• **DO THIS**
Pull out every line below containing the word "Contribution".
------------
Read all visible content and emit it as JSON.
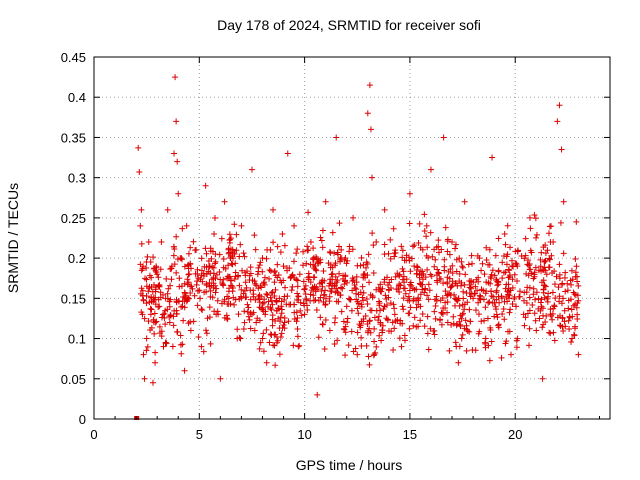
{
  "chart_data": {
    "type": "scatter",
    "title": "Day 178 of 2024, SRMTID for receiver sofi",
    "xlabel": "GPS time / hours",
    "ylabel": "SRMTID / TECUs",
    "xlim": [
      0,
      24.5
    ],
    "ylim": [
      0,
      0.45
    ],
    "x_ticks": [
      0,
      5,
      10,
      15,
      20
    ],
    "x_tick_labels": [
      "0",
      "5",
      "10",
      "15",
      "20"
    ],
    "y_ticks": [
      0,
      0.05,
      0.1,
      0.15,
      0.2,
      0.25,
      0.3,
      0.35,
      0.4,
      0.45
    ],
    "y_tick_labels": [
      "0",
      "0.05",
      "0.1",
      "0.15",
      "0.2",
      "0.25",
      "0.3",
      "0.35",
      "0.4",
      "0.45"
    ],
    "grid": true,
    "legend": "none",
    "marker": "plus",
    "marker_color": "#dd0000",
    "x_range_of_data": [
      2.0,
      23.0
    ],
    "series": [
      {
        "points": [
          [
            2.0,
            0.0
          ],
          [
            2.05,
            0.0
          ],
          [
            2.1,
            0.337
          ],
          [
            2.15,
            0.307
          ],
          [
            2.2,
            0.24
          ],
          [
            2.25,
            0.26
          ],
          [
            2.3,
            0.13
          ],
          [
            2.35,
            0.08
          ],
          [
            2.4,
            0.05
          ],
          [
            2.5,
            0.1
          ],
          [
            2.6,
            0.22
          ],
          [
            2.7,
            0.13
          ],
          [
            2.8,
            0.045
          ],
          [
            2.9,
            0.07
          ],
          [
            3.0,
            0.18
          ],
          [
            3.1,
            0.14
          ],
          [
            3.2,
            0.22
          ],
          [
            3.3,
            0.09
          ],
          [
            3.4,
            0.15
          ],
          [
            3.5,
            0.26
          ],
          [
            3.6,
            0.12
          ],
          [
            3.7,
            0.19
          ],
          [
            3.8,
            0.33
          ],
          [
            3.85,
            0.425
          ],
          [
            3.9,
            0.37
          ],
          [
            3.95,
            0.32
          ],
          [
            4.0,
            0.28
          ],
          [
            4.1,
            0.2
          ],
          [
            4.2,
            0.14
          ],
          [
            4.3,
            0.06
          ],
          [
            4.4,
            0.24
          ],
          [
            4.5,
            0.17
          ],
          [
            4.6,
            0.11
          ],
          [
            4.8,
            0.21
          ],
          [
            5.0,
            0.16
          ],
          [
            5.1,
            0.09
          ],
          [
            5.3,
            0.29
          ],
          [
            5.5,
            0.19
          ],
          [
            5.7,
            0.23
          ],
          [
            5.8,
            0.13
          ],
          [
            6.0,
            0.05
          ],
          [
            6.2,
            0.27
          ],
          [
            6.4,
            0.15
          ],
          [
            6.6,
            0.2
          ],
          [
            6.8,
            0.1
          ],
          [
            7.0,
            0.24
          ],
          [
            7.2,
            0.17
          ],
          [
            7.5,
            0.31
          ],
          [
            7.7,
            0.12
          ],
          [
            8.0,
            0.2
          ],
          [
            8.2,
            0.07
          ],
          [
            8.5,
            0.26
          ],
          [
            8.8,
            0.15
          ],
          [
            9.0,
            0.19
          ],
          [
            9.2,
            0.33
          ],
          [
            9.5,
            0.24
          ],
          [
            9.7,
            0.09
          ],
          [
            10.0,
            0.13
          ],
          [
            10.3,
            0.22
          ],
          [
            10.6,
            0.03
          ],
          [
            10.8,
            0.17
          ],
          [
            11.0,
            0.27
          ],
          [
            11.2,
            0.11
          ],
          [
            11.5,
            0.35
          ],
          [
            11.7,
            0.2
          ],
          [
            12.0,
            0.14
          ],
          [
            12.3,
            0.25
          ],
          [
            12.5,
            0.08
          ],
          [
            12.8,
            0.18
          ],
          [
            13.0,
            0.38
          ],
          [
            13.1,
            0.415
          ],
          [
            13.15,
            0.36
          ],
          [
            13.2,
            0.3
          ],
          [
            13.4,
            0.22
          ],
          [
            13.6,
            0.12
          ],
          [
            13.8,
            0.26
          ],
          [
            14.0,
            0.16
          ],
          [
            14.3,
            0.21
          ],
          [
            14.6,
            0.09
          ],
          [
            15.0,
            0.28
          ],
          [
            15.2,
            0.19
          ],
          [
            15.5,
            0.14
          ],
          [
            15.8,
            0.24
          ],
          [
            16.0,
            0.31
          ],
          [
            16.3,
            0.17
          ],
          [
            16.6,
            0.35
          ],
          [
            16.8,
            0.12
          ],
          [
            17.0,
            0.22
          ],
          [
            17.3,
            0.07
          ],
          [
            17.6,
            0.27
          ],
          [
            18.0,
            0.15
          ],
          [
            18.3,
            0.2
          ],
          [
            18.6,
            0.1
          ],
          [
            18.9,
            0.325
          ],
          [
            19.2,
            0.17
          ],
          [
            19.5,
            0.23
          ],
          [
            19.8,
            0.08
          ],
          [
            20.1,
            0.19
          ],
          [
            20.4,
            0.13
          ],
          [
            20.7,
            0.25
          ],
          [
            21.0,
            0.11
          ],
          [
            21.3,
            0.05
          ],
          [
            21.5,
            0.18
          ],
          [
            21.8,
            0.22
          ],
          [
            22.0,
            0.37
          ],
          [
            22.1,
            0.39
          ],
          [
            22.2,
            0.335
          ],
          [
            22.3,
            0.27
          ],
          [
            22.5,
            0.16
          ],
          [
            22.7,
            0.1
          ],
          [
            22.9,
            0.245
          ],
          [
            23.0,
            0.08
          ]
        ]
      }
    ],
    "density_bands": [
      [
        2.2,
        23.0,
        0.06,
        0.26,
        1400
      ]
    ]
  }
}
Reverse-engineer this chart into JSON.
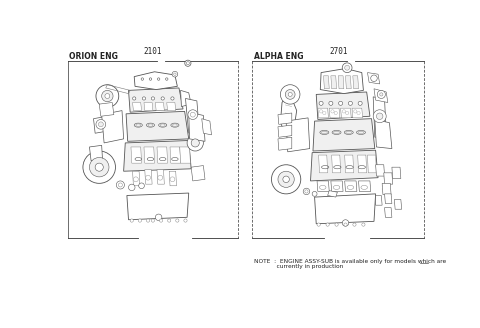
{
  "background_color": "#ffffff",
  "fig_width": 4.8,
  "fig_height": 3.28,
  "dpi": 100,
  "left_label": "ORION ENG",
  "left_part_number": "2101",
  "right_label": "ALPHA ENG",
  "right_part_number": "2701",
  "note_line1": "NOTE  :  ENGINE ASSY-SUB is available only for models which are",
  "note_line2": "            currently in production",
  "line_color": "#555555",
  "text_color": "#222222",
  "label_fontsize": 5.5,
  "partnumber_fontsize": 5.5,
  "note_fontsize": 4.2
}
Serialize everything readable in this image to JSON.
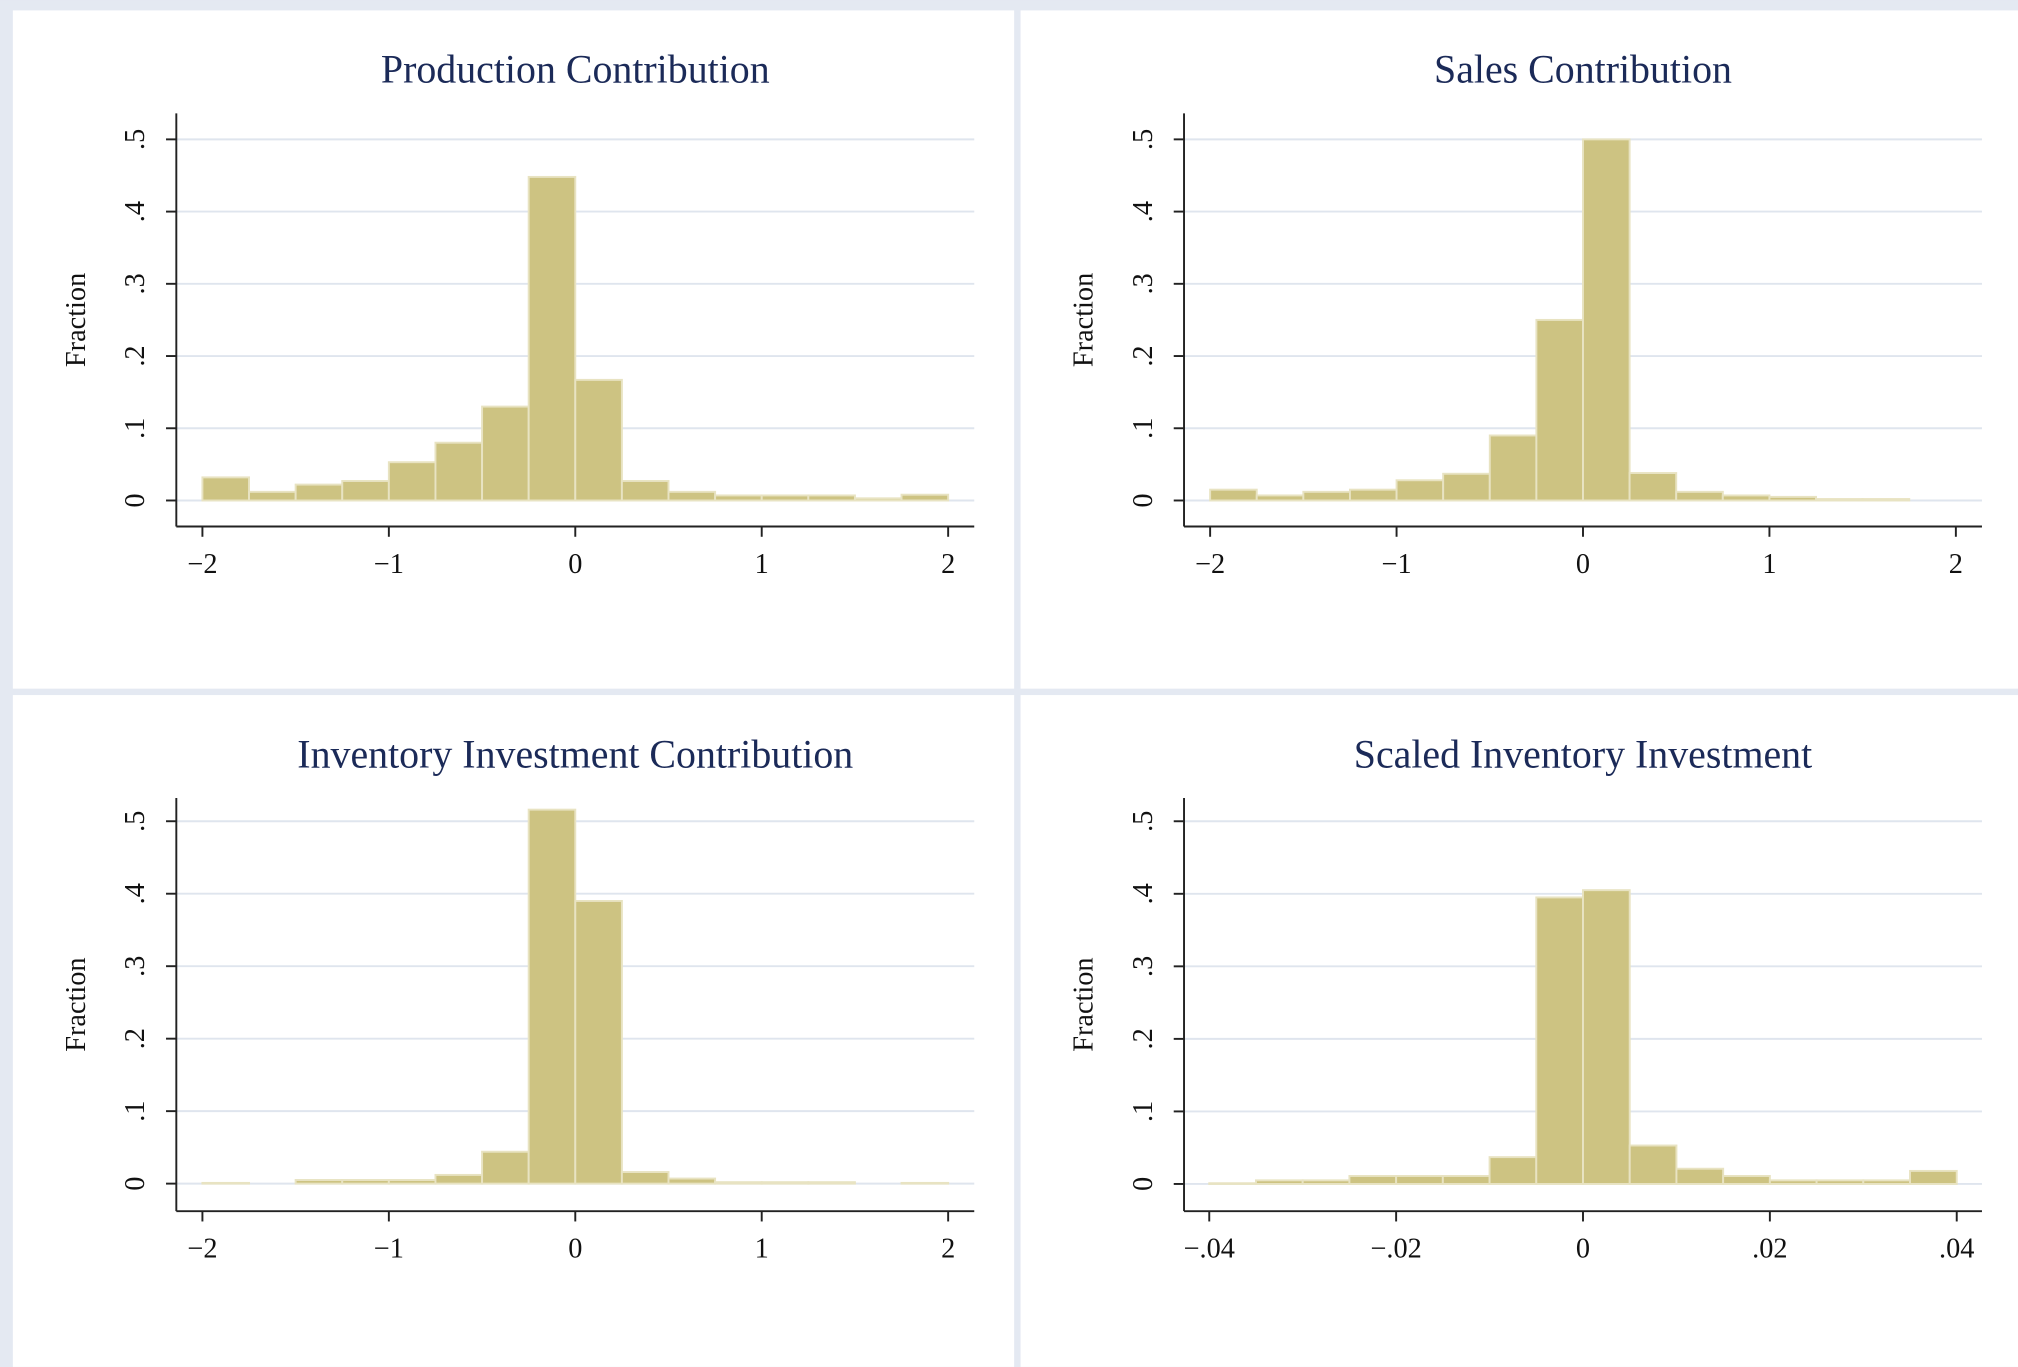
{
  "chart_data": [
    {
      "type": "histogram",
      "title": "Production Contribution",
      "y_label": "Fraction",
      "color": "#cdc382",
      "grid": true,
      "bins": [
        -2,
        -1.75,
        -1.5,
        -1.25,
        -1,
        -0.75,
        -0.5,
        -0.25,
        0,
        0.25,
        0.5,
        0.75,
        1,
        1.25,
        1.5,
        1.75,
        2
      ],
      "values": [
        0.032,
        0.012,
        0.022,
        0.027,
        0.053,
        0.08,
        0.13,
        0.448,
        0.167,
        0.027,
        0.012,
        0.007,
        0.007,
        0.007,
        0.003,
        0.008
      ],
      "xlim": [
        -2.14,
        2.14
      ],
      "ylim": [
        -0.036,
        0.536
      ],
      "xticks": [
        {
          "value": -2,
          "label": "−2"
        },
        {
          "value": -1,
          "label": "−1"
        },
        0,
        1,
        2
      ],
      "yticks": [
        0,
        {
          "value": 0.1,
          "label": ".1"
        },
        {
          "value": 0.2,
          "label": ".2"
        },
        {
          "value": 0.3,
          "label": ".3"
        },
        {
          "value": 0.4,
          "label": ".4"
        },
        {
          "value": 0.5,
          "label": ".5"
        }
      ]
    },
    {
      "type": "histogram",
      "title": "Sales Contribution",
      "y_label": "Fraction",
      "color": "#cdc382",
      "grid": true,
      "bins": [
        -2,
        -1.75,
        -1.5,
        -1.25,
        -1,
        -0.75,
        -0.5,
        -0.25,
        0,
        0.25,
        0.5,
        0.75,
        1,
        1.25,
        1.5,
        1.75,
        2
      ],
      "values": [
        0.015,
        0.007,
        0.012,
        0.015,
        0.028,
        0.037,
        0.09,
        0.25,
        0.5,
        0.038,
        0.012,
        0.007,
        0.005,
        0.002,
        0.002,
        0
      ],
      "xlim": [
        -2.14,
        2.14
      ],
      "ylim": [
        -0.036,
        0.536
      ],
      "xticks": [
        {
          "value": -2,
          "label": "−2"
        },
        {
          "value": -1,
          "label": "−1"
        },
        0,
        1,
        2
      ],
      "yticks": [
        0,
        {
          "value": 0.1,
          "label": ".1"
        },
        {
          "value": 0.2,
          "label": ".2"
        },
        {
          "value": 0.3,
          "label": ".3"
        },
        {
          "value": 0.4,
          "label": ".4"
        },
        {
          "value": 0.5,
          "label": ".5"
        }
      ]
    },
    {
      "type": "histogram",
      "title": "Inventory Investment Contribution",
      "y_label": "Fraction",
      "color": "#cdc382",
      "grid": true,
      "bins": [
        -2,
        -1.75,
        -1.5,
        -1.25,
        -1,
        -0.75,
        -0.5,
        -0.25,
        0,
        0.25,
        0.5,
        0.75,
        1,
        1.25,
        1.5,
        1.75,
        2
      ],
      "values": [
        0.001,
        0,
        0.005,
        0.005,
        0.005,
        0.012,
        0.044,
        0.516,
        0.39,
        0.016,
        0.007,
        0.002,
        0.002,
        0.002,
        0,
        0.001
      ],
      "xlim": [
        -2.14,
        2.14
      ],
      "ylim": [
        -0.038,
        0.532
      ],
      "xticks": [
        {
          "value": -2,
          "label": "−2"
        },
        {
          "value": -1,
          "label": "−1"
        },
        0,
        1,
        2
      ],
      "yticks": [
        0,
        {
          "value": 0.1,
          "label": ".1"
        },
        {
          "value": 0.2,
          "label": ".2"
        },
        {
          "value": 0.3,
          "label": ".3"
        },
        {
          "value": 0.4,
          "label": ".4"
        },
        {
          "value": 0.5,
          "label": ".5"
        }
      ]
    },
    {
      "type": "histogram",
      "title": "Scaled Inventory Investment",
      "y_label": "Fraction",
      "color": "#cdc382",
      "grid": true,
      "bins": [
        -0.04,
        -0.035,
        -0.03,
        -0.025,
        -0.02,
        -0.015,
        -0.01,
        -0.005,
        0,
        0.005,
        0.01,
        0.015,
        0.02,
        0.025,
        0.03,
        0.035,
        0.04
      ],
      "values": [
        0.001,
        0.005,
        0.005,
        0.011,
        0.011,
        0.011,
        0.037,
        0.395,
        0.405,
        0.053,
        0.021,
        0.011,
        0.005,
        0.005,
        0.005,
        0.018
      ],
      "xlim": [
        -0.0427,
        0.0427
      ],
      "ylim": [
        -0.0375,
        0.532
      ],
      "xticks": [
        {
          "value": -0.04,
          "label": "−.04"
        },
        {
          "value": -0.02,
          "label": "−.02"
        },
        0,
        {
          "value": 0.02,
          "label": ".02"
        },
        {
          "value": 0.04,
          "label": ".04"
        }
      ],
      "yticks": [
        0,
        {
          "value": 0.1,
          "label": ".1"
        },
        {
          "value": 0.2,
          "label": ".2"
        },
        {
          "value": 0.3,
          "label": ".3"
        },
        {
          "value": 0.4,
          "label": ".4"
        },
        {
          "value": 0.5,
          "label": ".5"
        }
      ]
    }
  ]
}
------------
• **WRITTEN SOLUTION**
      "title": "Production Contribution",
      "title": "Sales Contribution",
      "title": "Inventory Investment Contribution",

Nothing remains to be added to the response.